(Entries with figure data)

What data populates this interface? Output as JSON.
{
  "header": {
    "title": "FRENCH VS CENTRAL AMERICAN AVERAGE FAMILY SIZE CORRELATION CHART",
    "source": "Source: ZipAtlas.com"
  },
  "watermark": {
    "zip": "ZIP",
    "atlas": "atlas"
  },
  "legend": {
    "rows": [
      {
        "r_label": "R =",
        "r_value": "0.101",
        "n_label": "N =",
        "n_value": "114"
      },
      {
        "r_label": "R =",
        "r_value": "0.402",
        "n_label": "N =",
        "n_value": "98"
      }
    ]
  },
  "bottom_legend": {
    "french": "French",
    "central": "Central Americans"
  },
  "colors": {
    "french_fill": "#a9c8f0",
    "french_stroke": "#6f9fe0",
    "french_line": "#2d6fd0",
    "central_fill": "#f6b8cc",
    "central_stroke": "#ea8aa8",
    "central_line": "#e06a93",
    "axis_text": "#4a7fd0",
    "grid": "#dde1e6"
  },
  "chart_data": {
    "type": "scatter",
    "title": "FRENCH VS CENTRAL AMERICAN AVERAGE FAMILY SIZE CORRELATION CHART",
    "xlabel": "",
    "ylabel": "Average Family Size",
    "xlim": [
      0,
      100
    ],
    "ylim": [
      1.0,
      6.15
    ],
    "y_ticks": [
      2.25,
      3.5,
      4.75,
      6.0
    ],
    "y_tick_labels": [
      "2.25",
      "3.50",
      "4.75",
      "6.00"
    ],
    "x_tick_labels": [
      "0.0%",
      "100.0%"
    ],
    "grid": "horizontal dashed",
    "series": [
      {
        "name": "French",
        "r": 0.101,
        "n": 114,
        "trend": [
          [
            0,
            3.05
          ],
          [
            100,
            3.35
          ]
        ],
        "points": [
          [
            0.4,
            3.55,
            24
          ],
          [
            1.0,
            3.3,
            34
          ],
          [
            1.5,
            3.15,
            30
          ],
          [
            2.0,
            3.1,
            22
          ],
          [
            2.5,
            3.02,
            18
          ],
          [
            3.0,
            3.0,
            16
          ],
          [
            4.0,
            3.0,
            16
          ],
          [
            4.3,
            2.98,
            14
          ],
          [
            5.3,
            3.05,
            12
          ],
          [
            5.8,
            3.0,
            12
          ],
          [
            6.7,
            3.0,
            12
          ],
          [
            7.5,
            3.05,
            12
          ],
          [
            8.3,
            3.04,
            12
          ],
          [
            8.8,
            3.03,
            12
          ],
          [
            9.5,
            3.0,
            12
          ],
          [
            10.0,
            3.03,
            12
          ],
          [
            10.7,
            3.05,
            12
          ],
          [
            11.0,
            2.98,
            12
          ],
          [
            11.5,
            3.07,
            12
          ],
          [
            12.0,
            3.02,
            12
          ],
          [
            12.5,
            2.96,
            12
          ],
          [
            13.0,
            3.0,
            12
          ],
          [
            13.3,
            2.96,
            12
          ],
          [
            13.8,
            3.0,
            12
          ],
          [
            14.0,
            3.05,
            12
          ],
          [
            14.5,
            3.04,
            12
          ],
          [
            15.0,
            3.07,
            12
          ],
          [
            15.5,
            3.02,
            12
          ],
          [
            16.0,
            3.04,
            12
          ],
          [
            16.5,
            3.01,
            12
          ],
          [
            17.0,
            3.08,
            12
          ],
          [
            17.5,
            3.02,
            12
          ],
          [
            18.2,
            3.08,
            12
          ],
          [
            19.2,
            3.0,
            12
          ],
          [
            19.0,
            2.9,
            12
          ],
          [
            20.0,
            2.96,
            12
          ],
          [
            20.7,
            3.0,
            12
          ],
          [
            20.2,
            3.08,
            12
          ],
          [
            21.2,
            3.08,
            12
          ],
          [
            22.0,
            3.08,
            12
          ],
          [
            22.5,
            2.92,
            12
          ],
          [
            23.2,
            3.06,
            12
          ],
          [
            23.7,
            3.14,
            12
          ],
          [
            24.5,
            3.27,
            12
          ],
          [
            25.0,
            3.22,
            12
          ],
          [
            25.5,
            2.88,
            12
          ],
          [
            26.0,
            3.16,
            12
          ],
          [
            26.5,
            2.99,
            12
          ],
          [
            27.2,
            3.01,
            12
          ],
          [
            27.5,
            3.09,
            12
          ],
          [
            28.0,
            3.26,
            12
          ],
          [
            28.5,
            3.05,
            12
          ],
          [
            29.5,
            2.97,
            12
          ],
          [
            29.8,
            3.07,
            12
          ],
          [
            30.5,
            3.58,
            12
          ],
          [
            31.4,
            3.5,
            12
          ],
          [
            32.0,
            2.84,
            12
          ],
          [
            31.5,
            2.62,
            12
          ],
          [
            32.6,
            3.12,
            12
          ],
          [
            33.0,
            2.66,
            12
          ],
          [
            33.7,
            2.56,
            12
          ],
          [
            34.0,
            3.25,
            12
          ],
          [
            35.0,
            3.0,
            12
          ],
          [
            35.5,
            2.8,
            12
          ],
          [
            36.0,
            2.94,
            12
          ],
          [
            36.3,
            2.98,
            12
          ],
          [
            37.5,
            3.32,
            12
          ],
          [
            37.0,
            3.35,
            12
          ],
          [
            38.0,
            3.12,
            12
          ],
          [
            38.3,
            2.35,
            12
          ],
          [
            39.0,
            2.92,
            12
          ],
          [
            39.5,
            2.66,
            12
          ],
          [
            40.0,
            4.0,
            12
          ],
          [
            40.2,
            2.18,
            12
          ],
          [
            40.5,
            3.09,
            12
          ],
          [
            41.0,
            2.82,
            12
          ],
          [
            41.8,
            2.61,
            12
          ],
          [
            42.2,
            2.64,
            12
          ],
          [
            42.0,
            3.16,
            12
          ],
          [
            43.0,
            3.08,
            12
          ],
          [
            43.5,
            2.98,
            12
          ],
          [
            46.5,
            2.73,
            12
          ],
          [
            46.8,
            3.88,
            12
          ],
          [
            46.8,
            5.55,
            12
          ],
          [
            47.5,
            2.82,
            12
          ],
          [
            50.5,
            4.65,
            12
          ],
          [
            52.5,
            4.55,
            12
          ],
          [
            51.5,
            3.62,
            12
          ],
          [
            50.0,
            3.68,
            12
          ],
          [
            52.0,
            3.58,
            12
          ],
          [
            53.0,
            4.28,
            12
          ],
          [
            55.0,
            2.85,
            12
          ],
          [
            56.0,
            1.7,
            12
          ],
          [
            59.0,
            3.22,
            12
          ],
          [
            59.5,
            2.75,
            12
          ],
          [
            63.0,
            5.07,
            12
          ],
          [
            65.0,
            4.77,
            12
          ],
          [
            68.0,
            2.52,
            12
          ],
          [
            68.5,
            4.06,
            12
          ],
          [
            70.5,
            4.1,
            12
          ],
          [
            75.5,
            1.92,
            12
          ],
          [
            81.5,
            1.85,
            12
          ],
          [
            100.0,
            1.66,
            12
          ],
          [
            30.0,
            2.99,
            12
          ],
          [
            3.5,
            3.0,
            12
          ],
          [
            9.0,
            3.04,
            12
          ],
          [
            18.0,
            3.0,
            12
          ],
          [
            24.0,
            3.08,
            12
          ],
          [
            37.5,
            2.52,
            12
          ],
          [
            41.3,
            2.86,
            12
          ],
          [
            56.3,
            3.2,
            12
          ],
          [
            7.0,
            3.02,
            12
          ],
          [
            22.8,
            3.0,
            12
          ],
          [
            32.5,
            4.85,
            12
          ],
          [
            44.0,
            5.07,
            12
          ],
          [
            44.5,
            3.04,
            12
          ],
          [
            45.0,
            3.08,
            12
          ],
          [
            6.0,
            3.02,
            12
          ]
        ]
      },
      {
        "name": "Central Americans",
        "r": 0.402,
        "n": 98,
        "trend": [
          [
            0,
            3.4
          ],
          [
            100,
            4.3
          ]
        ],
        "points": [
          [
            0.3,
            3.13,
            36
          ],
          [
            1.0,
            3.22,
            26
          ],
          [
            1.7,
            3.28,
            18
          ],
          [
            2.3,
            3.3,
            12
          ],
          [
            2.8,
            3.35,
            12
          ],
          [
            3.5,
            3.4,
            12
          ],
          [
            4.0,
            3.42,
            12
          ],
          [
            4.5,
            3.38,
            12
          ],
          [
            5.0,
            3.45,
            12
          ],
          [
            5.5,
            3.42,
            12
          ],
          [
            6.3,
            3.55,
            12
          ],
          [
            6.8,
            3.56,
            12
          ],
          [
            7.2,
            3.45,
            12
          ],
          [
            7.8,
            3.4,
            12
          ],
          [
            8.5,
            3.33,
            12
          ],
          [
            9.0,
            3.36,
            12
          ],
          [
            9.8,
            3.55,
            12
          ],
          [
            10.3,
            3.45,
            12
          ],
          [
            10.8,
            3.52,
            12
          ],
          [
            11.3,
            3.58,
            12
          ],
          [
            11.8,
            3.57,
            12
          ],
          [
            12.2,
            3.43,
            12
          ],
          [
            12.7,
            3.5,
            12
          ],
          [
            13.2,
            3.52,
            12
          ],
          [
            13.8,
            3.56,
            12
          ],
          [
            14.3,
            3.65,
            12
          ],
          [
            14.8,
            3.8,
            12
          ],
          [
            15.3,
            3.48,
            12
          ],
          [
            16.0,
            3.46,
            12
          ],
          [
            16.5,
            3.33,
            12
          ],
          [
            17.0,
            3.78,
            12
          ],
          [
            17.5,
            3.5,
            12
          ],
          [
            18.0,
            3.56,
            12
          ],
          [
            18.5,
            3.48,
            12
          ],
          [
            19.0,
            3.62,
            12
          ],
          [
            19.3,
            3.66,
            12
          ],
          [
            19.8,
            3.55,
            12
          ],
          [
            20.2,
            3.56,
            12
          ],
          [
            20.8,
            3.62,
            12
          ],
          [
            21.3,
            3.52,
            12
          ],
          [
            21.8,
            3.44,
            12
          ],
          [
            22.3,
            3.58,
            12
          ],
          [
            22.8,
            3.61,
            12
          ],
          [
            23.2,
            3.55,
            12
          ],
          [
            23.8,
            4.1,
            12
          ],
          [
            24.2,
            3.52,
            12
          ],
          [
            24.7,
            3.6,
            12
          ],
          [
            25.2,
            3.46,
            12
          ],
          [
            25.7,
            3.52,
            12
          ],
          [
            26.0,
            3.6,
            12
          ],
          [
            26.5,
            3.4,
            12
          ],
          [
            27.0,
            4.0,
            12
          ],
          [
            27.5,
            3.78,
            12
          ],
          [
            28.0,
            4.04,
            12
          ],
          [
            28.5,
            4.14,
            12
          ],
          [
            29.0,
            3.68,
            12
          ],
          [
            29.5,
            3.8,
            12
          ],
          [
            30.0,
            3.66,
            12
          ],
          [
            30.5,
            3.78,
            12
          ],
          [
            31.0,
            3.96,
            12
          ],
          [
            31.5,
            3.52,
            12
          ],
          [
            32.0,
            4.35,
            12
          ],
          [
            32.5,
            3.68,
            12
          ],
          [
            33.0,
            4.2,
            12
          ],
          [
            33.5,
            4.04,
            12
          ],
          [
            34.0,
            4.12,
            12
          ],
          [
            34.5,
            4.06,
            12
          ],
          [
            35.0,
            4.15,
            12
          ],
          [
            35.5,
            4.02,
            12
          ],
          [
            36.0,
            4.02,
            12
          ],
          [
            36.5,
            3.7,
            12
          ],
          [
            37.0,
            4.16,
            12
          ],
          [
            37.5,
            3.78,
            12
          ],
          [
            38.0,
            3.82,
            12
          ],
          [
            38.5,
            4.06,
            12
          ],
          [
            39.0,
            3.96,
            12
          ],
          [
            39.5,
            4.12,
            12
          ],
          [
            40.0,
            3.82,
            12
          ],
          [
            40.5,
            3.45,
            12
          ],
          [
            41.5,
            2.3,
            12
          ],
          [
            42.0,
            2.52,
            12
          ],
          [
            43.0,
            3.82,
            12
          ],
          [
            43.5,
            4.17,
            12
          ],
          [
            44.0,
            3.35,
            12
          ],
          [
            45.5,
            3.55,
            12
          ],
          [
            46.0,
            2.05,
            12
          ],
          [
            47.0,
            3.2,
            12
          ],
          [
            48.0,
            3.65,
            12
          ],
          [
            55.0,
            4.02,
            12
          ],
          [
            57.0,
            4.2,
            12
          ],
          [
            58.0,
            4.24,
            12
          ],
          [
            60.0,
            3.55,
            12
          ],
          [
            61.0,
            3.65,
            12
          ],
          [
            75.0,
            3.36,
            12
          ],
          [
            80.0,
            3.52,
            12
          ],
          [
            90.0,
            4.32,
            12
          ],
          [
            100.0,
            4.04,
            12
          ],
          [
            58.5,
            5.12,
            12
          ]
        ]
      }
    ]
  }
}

■ **DIRECTION**:
Go through the records and show every line with the string "name" in it.

■ **SOLUTION TO THIS TASK**:
        "name": "French",
        "name": "Central Americans",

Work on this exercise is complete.